++++ MATERIAL PROVIDED

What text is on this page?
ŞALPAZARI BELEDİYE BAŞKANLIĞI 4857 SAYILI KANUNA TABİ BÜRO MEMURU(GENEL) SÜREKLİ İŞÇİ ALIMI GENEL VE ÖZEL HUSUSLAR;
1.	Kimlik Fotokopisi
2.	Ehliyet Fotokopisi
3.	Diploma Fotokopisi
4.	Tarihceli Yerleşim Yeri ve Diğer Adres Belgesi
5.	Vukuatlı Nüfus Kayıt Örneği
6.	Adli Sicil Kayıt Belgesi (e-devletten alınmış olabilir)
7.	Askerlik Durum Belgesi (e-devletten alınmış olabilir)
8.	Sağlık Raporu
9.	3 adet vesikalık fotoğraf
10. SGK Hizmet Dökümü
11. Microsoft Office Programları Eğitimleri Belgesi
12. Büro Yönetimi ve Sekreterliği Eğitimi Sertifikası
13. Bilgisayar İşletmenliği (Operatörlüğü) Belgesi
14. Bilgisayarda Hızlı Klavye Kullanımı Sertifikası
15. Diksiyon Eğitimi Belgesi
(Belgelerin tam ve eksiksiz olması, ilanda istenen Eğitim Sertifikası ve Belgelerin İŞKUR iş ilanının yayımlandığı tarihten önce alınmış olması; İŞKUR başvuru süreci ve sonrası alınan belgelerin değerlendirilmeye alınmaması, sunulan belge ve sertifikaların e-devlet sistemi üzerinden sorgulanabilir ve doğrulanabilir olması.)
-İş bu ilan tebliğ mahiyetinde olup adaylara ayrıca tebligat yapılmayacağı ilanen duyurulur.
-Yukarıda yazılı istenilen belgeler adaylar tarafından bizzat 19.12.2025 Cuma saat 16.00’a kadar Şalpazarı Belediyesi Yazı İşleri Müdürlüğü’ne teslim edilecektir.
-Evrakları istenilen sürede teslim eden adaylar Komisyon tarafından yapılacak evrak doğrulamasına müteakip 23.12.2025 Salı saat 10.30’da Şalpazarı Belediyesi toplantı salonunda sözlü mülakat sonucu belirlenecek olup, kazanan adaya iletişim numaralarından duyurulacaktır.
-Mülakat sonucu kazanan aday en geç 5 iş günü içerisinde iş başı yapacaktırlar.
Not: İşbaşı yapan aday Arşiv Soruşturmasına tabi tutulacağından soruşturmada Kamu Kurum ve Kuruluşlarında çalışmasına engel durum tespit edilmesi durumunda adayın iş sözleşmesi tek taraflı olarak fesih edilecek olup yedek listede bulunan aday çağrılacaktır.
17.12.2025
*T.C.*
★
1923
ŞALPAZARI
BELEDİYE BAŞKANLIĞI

++++++++

» WHAT IS BEING ASKED
From the listing above, extract every line exactly as it stands.

» ANSWER BELOW
What text is on this page?
ŞALPAZARI BELEDİYE BAŞKANLIĞI 4857 SAYILI KANUNA TABİ BÜRO MEMURU(GENEL) SÜREKLİ İŞÇİ ALIMI GENEL VE ÖZEL HUSUSLAR;
1.	Kimlik Fotokopisi
2.	Ehliyet Fotokopisi
3.	Diploma Fotokopisi
4.	Tarihceli Yerleşim Yeri ve Diğer Adres Belgesi
5.	Vukuatlı Nüfus Kayıt Örneği
6.	Adli Sicil Kayıt Belgesi (e-devletten alınmış olabilir)
7.	Askerlik Durum Belgesi (e-devletten alınmış olabilir)
8.	Sağlık Raporu
9.	3 adet vesikalık fotoğraf
10. SGK Hizmet Dökümü
11. Microsoft Office Programları Eğitimleri Belgesi
12. Büro Yönetimi ve Sekreterliği Eğitimi Sertifikası
13. Bilgisayar İşletmenliği (Operatörlüğü) Belgesi
14. Bilgisayarda Hızlı Klavye Kullanımı Sertifikası
15. Diksiyon Eğitimi Belgesi
(Belgelerin tam ve eksiksiz olması, ilanda istenen Eğitim Sertifikası ve Belgelerin İŞKUR iş ilanının yayımlandığı tarihten önce alınmış olması; İŞKUR başvuru süreci ve sonrası alınan belgelerin değerlendirilmeye alınmaması, sunulan belge ve sertifikaların e-devlet sistemi üzerinden sorgulanabilir ve doğrulanabilir olması.)
-İş bu ilan tebliğ mahiyetinde olup adaylara ayrıca tebligat yapılmayacağı ilanen duyurulur.
-Yukarıda yazılı istenilen belgeler adaylar tarafından bizzat 19.12.2025 Cuma saat 16.00’a kadar Şalpazarı Belediyesi Yazı İşleri Müdürlüğü’ne teslim edilecektir.
-Evrakları istenilen sürede teslim eden adaylar Komisyon tarafından yapılacak evrak doğrulamasına müteakip 23.12.2025 Salı saat 10.30’da Şalpazarı Belediyesi toplantı salonunda sözlü mülakat sonucu belirlenecek olup, kazanan adaya iletişim numaralarından duyurulacaktır.
-Mülakat sonucu kazanan aday en geç 5 iş günü içerisinde iş başı yapacaktırlar.
Not: İşbaşı yapan aday Arşiv Soruşturmasına tabi tutulacağından soruşturmada Kamu Kurum ve Kuruluşlarında çalışmasına engel durum tespit edilmesi durumunda adayın iş sözleşmesi tek taraflı olarak fesih edilecek olup yedek listede bulunan aday çağrılacaktır.
17.12.2025
*T.C.*
★
1923
ŞALPAZARI
BELEDİYE BAŞKANLIĞI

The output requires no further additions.